What you are asked to do:
An exact, complete copy of the entries that follow is needed.

(Source records)
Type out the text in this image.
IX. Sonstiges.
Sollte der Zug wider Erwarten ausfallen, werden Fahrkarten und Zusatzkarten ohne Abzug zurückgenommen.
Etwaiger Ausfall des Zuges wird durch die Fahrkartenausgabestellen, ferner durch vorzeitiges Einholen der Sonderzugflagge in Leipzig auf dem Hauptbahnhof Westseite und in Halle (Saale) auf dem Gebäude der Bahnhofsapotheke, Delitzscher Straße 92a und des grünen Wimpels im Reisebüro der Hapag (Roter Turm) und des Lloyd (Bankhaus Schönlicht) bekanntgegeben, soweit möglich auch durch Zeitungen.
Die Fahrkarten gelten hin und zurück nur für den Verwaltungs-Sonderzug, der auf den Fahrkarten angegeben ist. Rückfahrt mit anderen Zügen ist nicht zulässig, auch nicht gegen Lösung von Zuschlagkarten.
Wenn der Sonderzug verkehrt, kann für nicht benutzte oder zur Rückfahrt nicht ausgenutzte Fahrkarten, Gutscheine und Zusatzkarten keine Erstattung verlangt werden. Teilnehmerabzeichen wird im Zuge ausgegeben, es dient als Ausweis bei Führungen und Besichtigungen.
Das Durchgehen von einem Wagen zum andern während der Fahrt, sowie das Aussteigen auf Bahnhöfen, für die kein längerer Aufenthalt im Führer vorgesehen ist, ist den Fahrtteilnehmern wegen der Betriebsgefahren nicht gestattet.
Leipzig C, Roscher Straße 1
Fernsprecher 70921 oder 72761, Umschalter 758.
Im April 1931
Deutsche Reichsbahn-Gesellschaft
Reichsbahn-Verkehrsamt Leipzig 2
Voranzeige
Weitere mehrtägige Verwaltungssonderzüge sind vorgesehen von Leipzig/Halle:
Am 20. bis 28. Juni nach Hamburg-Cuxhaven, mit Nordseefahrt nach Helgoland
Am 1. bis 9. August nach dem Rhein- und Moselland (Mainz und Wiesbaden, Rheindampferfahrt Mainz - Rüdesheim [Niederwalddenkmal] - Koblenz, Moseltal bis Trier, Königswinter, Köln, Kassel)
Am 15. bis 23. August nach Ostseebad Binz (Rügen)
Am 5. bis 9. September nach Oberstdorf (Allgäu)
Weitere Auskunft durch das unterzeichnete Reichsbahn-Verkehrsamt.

Response box:
Type out the text in this image.
IX. Sonstiges.
Sollte der Zug wider Erwarten ausfallen, werden Fahrkarten und Zusatzkarten ohne Abzug zurückgenommen.
Etwaiger Ausfall des Zuges wird durch die Fahrkartenausgabestellen, ferner durch vorzeitiges Einholen der Sonderzugflagge in Leipzig auf dem Hauptbahnhof Westseite und in Halle (Saale) auf dem Gebäude der Bahnhofsapotheke, Delitzscher Straße 92a und des grünen Wimpels im Reisebüro der Hapag (Roter Turm) und des Lloyd (Bankhaus Schönlicht) bekanntgegeben, soweit möglich auch durch Zeitungen.
Die Fahrkarten gelten hin und zurück nur für den Verwaltungs-Sonderzug, der auf den Fahrkarten angegeben ist. Rückfahrt mit anderen Zügen ist nicht zulässig, auch nicht gegen Lösung von Zuschlagkarten.
Wenn der Sonderzug verkehrt, kann für nicht benutzte oder zur Rückfahrt nicht ausgenutzte Fahrkarten, Gutscheine und Zusatzkarten keine Erstattung verlangt werden. Teilnehmerabzeichen wird im Zuge ausgegeben, es dient als Ausweis bei Führungen und Besichtigungen.
Das Durchgehen von einem Wagen zum andern während der Fahrt, sowie das Aussteigen auf Bahnhöfen, für die kein längerer Aufenthalt im Führer vorgesehen ist, ist den Fahrtteilnehmern wegen der Betriebsgefahren nicht gestattet.
Leipzig C, Roscher Straße 1
Fernsprecher 70921 oder 72761, Umschalter 758.
Im April 1931
Deutsche Reichsbahn-Gesellschaft
Reichsbahn-Verkehrsamt Leipzig 2
Voranzeige
Weitere mehrtägige Verwaltungssonderzüge sind vorgesehen von Leipzig/Halle:
Am 20. bis 28. Juni nach Hamburg-Cuxhaven, mit Nordseefahrt nach Helgoland
Am 1. bis 9. August nach dem Rhein- und Moselland (Mainz und Wiesbaden, Rheindampferfahrt Mainz - Rüdesheim [Niederwalddenkmal] - Koblenz, Moseltal bis Trier, Königswinter, Köln, Kassel)
Am 15. bis 23. August nach Ostseebad Binz (Rügen)
Am 5. bis 9. September nach Oberstdorf (Allgäu)
Weitere Auskunft durch das unterzeichnete Reichsbahn-Verkehrsamt.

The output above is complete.